_What this task involves_
Return only the line that contains "Read out every word on this page." and each line after it, through the last line of the data below, copied exactly.

_Exercise input_

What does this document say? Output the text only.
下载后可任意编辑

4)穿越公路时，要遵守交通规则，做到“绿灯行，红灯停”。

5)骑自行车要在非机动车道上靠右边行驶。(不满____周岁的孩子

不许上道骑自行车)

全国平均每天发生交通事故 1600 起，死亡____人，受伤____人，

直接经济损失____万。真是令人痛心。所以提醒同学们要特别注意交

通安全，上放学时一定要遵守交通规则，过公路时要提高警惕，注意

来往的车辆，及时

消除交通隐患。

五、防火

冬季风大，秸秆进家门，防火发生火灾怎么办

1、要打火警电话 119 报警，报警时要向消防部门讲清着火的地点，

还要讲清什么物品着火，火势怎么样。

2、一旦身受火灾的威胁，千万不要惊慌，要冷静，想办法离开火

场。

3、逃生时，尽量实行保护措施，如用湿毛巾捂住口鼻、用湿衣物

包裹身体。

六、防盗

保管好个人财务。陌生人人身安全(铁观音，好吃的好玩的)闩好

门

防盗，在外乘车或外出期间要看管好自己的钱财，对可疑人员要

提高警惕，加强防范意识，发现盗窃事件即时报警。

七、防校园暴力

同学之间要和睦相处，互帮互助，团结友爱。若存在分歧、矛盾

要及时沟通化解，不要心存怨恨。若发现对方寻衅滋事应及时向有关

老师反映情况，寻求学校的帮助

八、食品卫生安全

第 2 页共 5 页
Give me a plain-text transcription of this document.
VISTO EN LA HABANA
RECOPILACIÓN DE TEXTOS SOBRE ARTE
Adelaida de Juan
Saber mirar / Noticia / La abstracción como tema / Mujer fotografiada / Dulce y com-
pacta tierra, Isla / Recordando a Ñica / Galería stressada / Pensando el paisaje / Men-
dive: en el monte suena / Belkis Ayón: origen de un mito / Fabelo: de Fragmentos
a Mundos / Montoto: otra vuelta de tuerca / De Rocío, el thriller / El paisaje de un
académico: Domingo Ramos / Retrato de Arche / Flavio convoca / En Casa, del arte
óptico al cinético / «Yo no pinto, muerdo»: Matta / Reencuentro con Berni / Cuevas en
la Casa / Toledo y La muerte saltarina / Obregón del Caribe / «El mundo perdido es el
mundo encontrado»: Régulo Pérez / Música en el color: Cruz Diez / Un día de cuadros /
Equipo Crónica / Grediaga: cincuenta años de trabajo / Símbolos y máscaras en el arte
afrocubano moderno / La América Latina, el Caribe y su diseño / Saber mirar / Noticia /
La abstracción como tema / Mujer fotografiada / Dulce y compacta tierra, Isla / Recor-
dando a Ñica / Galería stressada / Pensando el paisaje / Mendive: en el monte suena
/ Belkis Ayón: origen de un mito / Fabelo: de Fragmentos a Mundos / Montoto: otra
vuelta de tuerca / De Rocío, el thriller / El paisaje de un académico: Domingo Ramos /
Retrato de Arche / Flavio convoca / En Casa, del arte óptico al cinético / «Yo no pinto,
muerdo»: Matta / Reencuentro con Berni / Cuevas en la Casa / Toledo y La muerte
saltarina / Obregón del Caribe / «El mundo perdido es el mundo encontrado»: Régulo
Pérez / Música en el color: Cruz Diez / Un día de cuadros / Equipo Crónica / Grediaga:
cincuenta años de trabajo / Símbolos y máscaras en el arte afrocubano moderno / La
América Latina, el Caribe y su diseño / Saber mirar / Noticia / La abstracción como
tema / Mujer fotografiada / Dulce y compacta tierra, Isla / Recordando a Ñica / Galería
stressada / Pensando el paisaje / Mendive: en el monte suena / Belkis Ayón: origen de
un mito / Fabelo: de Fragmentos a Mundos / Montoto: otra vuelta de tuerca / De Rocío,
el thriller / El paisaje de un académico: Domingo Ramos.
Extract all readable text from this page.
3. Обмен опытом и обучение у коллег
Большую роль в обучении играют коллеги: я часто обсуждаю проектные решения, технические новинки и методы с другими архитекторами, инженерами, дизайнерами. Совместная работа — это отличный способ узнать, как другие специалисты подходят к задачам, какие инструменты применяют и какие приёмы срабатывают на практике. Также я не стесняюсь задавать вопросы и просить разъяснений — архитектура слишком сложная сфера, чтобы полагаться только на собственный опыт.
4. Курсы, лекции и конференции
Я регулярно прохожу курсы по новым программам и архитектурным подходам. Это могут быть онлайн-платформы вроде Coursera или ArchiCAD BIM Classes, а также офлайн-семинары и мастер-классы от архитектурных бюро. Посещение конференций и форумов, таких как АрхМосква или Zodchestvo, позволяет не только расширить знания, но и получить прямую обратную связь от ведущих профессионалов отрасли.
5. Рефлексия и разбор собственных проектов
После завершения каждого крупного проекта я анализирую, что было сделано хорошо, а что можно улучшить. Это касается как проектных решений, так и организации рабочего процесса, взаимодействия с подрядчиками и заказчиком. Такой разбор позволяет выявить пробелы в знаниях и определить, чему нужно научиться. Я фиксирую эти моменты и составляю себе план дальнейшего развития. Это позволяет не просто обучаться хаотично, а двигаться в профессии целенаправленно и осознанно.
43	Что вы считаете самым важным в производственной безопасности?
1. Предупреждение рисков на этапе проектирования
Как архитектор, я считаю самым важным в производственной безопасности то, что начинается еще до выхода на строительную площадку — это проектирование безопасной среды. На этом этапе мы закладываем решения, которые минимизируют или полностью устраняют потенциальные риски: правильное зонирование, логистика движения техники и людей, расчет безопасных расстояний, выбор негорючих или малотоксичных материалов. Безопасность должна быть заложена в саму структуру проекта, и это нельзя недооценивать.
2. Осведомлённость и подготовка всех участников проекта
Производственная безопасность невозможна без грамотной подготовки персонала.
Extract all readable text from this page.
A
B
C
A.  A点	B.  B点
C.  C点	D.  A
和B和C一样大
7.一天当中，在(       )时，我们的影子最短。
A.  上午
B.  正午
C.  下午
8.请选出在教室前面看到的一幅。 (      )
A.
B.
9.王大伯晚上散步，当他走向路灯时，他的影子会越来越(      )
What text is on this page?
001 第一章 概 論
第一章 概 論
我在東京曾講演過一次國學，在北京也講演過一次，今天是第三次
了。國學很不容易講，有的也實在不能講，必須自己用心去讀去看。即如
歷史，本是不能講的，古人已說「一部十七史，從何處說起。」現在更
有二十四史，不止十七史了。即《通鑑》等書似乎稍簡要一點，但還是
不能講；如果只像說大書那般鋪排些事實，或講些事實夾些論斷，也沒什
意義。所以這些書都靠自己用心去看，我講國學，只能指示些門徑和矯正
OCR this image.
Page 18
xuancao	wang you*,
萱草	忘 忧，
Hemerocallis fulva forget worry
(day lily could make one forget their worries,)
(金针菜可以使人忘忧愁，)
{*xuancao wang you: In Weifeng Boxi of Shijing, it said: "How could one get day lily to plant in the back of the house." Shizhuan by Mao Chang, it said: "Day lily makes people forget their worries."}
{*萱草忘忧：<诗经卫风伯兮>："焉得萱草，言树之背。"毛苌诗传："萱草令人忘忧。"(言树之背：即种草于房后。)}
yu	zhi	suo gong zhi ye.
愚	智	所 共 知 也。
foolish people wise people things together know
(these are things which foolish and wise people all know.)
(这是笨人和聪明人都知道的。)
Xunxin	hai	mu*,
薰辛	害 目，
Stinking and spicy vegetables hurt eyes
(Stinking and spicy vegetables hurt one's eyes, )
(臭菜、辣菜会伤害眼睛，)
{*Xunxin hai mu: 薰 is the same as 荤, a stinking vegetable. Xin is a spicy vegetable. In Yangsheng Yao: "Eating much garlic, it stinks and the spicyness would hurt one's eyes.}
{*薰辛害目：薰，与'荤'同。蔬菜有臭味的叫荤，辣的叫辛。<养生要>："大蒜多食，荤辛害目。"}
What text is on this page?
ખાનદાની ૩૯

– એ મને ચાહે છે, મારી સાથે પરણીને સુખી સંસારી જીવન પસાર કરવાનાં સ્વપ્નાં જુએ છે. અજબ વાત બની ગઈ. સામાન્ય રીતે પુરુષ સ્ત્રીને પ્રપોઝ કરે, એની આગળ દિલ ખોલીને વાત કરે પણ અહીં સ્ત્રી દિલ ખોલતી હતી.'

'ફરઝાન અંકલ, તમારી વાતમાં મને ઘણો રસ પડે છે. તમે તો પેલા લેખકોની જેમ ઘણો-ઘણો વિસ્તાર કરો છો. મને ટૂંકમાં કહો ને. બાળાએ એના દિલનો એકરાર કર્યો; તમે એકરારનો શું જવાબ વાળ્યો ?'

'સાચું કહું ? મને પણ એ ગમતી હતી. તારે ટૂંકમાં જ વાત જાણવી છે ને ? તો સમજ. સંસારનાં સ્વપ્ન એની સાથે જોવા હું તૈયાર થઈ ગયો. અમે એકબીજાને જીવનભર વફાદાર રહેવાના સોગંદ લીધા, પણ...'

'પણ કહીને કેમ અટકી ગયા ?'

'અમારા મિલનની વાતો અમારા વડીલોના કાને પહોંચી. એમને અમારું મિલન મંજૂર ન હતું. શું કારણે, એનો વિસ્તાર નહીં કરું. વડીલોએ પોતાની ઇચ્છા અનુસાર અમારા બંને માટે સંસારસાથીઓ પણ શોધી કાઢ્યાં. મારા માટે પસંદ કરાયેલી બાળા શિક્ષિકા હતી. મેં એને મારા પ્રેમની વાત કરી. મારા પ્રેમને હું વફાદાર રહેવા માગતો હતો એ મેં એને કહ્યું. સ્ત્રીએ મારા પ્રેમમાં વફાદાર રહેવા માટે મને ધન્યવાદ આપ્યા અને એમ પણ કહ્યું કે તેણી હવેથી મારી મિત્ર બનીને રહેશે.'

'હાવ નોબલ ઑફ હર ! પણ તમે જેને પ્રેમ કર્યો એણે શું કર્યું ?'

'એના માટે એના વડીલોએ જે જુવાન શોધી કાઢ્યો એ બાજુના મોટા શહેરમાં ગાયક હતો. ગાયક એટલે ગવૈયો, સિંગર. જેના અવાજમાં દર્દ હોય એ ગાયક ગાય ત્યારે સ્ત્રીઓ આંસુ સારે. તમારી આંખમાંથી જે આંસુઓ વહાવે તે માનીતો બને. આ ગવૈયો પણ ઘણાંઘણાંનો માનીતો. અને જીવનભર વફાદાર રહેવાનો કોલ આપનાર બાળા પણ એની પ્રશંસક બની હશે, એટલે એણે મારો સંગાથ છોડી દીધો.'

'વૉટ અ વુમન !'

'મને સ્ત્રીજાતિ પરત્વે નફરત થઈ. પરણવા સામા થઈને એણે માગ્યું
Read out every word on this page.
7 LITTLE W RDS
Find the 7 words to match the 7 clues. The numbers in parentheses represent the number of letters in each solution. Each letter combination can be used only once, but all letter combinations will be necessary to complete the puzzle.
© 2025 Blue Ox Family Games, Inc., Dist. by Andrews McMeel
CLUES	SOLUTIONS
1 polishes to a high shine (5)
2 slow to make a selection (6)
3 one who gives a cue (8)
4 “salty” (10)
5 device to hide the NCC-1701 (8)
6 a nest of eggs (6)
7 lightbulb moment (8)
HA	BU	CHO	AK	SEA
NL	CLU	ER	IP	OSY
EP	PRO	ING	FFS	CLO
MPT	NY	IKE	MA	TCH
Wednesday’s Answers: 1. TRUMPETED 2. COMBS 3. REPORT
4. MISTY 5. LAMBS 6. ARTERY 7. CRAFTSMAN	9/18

_Output_
Read out every word on this page.
7 LITTLE W RDS
Find the 7 words to match the 7 clues. The numbers in parentheses represent the number of letters in each solution. Each letter combination can be used only once, but all letter combinations will be necessary to complete the puzzle.
© 2025 Blue Ox Family Games, Inc., Dist. by Andrews McMeel
CLUES	SOLUTIONS
1 polishes to a high shine (5)
2 slow to make a selection (6)
3 one who gives a cue (8)
4 “salty” (10)
5 device to hide the NCC-1701 (8)
6 a nest of eggs (6)
7 lightbulb moment (8)
HA	BU	CHO	AK	SEA
NL	CLU	ER	IP	OSY
EP	PRO	ING	FFS	CLO
MPT	NY	IKE	MA	TCH
Wednesday’s Answers: 1. TRUMPETED 2. COMBS 3. REPORT
4. MISTY 5. LAMBS 6. ARTERY 7. CRAFTSMAN	9/18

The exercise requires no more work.